*EXERCISE*: Find the line that contains "Type out the text in this image." and print it and every line after it, exactly, please.

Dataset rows
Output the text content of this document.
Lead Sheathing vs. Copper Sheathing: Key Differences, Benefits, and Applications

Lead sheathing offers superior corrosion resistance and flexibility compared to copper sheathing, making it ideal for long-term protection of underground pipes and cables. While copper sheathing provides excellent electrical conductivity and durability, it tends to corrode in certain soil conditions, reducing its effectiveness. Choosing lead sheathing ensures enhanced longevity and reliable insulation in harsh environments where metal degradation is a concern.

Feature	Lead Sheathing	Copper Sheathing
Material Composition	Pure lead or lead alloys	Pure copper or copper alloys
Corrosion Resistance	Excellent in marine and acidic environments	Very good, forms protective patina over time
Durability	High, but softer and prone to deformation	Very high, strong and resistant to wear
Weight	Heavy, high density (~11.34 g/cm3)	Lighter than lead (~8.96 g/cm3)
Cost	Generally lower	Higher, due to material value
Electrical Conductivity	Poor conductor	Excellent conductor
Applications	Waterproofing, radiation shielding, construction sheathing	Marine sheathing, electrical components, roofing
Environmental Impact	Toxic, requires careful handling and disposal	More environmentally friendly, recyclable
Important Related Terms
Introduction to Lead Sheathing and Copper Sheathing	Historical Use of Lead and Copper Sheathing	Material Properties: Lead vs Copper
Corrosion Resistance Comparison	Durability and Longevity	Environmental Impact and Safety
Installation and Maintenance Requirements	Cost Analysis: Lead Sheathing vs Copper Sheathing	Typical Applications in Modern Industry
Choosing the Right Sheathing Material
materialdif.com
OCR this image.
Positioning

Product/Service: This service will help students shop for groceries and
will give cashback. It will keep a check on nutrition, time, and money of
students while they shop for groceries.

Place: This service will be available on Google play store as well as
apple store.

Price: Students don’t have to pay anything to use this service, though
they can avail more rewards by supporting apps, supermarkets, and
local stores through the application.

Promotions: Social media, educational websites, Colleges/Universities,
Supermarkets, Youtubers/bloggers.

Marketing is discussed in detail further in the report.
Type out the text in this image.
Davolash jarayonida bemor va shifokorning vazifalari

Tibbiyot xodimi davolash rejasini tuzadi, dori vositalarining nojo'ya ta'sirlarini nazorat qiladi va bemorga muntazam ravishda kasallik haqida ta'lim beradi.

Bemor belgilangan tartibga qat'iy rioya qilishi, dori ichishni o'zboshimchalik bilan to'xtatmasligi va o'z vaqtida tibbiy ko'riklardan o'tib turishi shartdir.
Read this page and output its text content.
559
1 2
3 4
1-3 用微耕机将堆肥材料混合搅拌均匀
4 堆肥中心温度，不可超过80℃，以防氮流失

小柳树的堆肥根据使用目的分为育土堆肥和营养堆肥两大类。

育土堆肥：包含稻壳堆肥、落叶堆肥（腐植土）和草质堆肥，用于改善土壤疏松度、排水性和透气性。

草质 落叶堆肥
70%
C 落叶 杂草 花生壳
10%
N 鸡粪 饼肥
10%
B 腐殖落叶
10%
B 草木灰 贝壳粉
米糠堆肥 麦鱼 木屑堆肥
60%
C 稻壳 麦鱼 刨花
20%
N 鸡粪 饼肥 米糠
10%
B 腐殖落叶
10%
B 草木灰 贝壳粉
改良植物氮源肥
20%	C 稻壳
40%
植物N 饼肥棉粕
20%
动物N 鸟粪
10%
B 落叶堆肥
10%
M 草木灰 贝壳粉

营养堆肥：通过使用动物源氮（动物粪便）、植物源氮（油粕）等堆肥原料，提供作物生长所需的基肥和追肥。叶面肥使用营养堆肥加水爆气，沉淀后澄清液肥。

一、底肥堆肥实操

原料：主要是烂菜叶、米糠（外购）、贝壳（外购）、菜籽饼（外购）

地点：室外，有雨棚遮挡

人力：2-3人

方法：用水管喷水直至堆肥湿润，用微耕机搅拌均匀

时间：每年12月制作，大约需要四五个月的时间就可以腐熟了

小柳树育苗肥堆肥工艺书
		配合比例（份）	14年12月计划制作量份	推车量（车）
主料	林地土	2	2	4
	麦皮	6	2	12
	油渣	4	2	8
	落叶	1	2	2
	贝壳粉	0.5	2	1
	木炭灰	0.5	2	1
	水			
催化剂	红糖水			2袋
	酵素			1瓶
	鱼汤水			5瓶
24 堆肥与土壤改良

*OUTPUT OF THE EXERCISE*:
Type out the text in this image.
Davolash jarayonida bemor va shifokorning vazifalari

Tibbiyot xodimi davolash rejasini tuzadi, dori vositalarining nojo'ya ta'sirlarini nazorat qiladi va bemorga muntazam ravishda kasallik haqida ta'lim beradi.

Bemor belgilangan tartibga qat'iy rioya qilishi, dori ichishni o'zboshimchalik bilan to'xtatmasligi va o'z vaqtida tibbiy ko'riklardan o'tib turishi shartdir.
Read this page and output its text content.
559
1 2
3 4
1-3 用微耕机将堆肥材料混合搅拌均匀
4 堆肥中心温度，不可超过80℃，以防氮流失

小柳树的堆肥根据使用目的分为育土堆肥和营养堆肥两大类。

育土堆肥：包含稻壳堆肥、落叶堆肥（腐植土）和草质堆肥，用于改善土壤疏松度、排水性和透气性。

草质 落叶堆肥
70%
C 落叶 杂草 花生壳
10%
N 鸡粪 饼肥
10%
B 腐殖落叶
10%
B 草木灰 贝壳粉
米糠堆肥 麦鱼 木屑堆肥
60%
C 稻壳 麦鱼 刨花
20%
N 鸡粪 饼肥 米糠
10%
B 腐殖落叶
10%
B 草木灰 贝壳粉
改良植物氮源肥
20%	C 稻壳
40%
植物N 饼肥棉粕
20%
动物N 鸟粪
10%
B 落叶堆肥
10%
M 草木灰 贝壳粉

营养堆肥：通过使用动物源氮（动物粪便）、植物源氮（油粕）等堆肥原料，提供作物生长所需的基肥和追肥。叶面肥使用营养堆肥加水爆气，沉淀后澄清液肥。

一、底肥堆肥实操

原料：主要是烂菜叶、米糠（外购）、贝壳（外购）、菜籽饼（外购）

地点：室外，有雨棚遮挡

人力：2-3人

方法：用水管喷水直至堆肥湿润，用微耕机搅拌均匀

时间：每年12月制作，大约需要四五个月的时间就可以腐熟了

小柳树育苗肥堆肥工艺书
		配合比例（份）	14年12月计划制作量份	推车量（车）
主料	林地土	2	2	4
	麦皮	6	2	12
	油渣	4	2	8
	落叶	1	2	2
	贝壳粉	0.5	2	1
	木炭灰	0.5	2	1
	水			
催化剂	红糖水			2袋
	酵素			1瓶
	鱼汤水			5瓶
24 堆肥与土壤改良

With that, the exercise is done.